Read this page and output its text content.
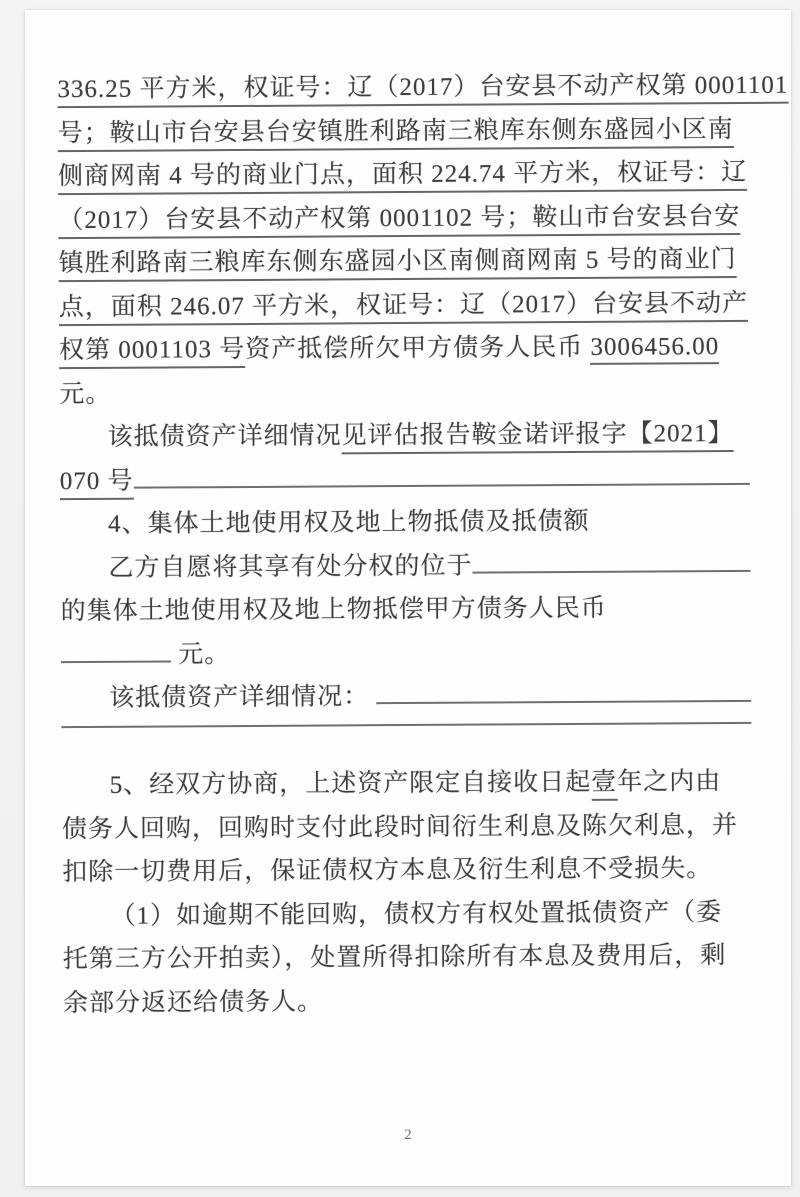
336.25 平方米，权证号：辽（2017）台安县不动产权第 0001101
号；鞍山市台安县台安镇胜利路南三粮库东侧东盛园小区南
侧商网南 4 号的商业门点，面积 224.74 平方米，权证号：辽
（2017）台安县不动产权第 0001102 号；鞍山市台安县台安
镇胜利路南三粮库东侧东盛园小区南侧商网南 5 号的商业门
点，面积 246.07 平方米，权证号：辽（2017）台安县不动产
权第 0001103 号 资产抵偿所欠甲方债务人民币 3006456.00
元。
该抵债资产详细情况 见评估报告鞍金诺评报字【2021】
070 号
4、集体土地使用权及地上物抵债及抵债额
乙方自愿将其享有处分权的位于
的集体土地使用权及地上物抵偿甲方债务人民币
元。
该抵债资产详细情况：
5、经双方协商，上述资产限定自接收日起 壹 年之内由
债务人回购，回购时支付此段时间衍生利息及陈欠利息，并
扣除一切费用后，保证债权方本息及衍生利息不受损失。
（1）如逾期不能回购，债权方有权处置抵债资产（委
托第三方公开拍卖），处置所得扣除所有本息及费用后，剩
余部分返还给债务人。
2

────────────────

#### TASK DETAILS
Extract from the data every line where "该抵债资产详细情况" shows up.

#### TASK OUTPUT
该抵债资产详细情况 见评估报告鞍金诺评报字【2021】
该抵债资产详细情况：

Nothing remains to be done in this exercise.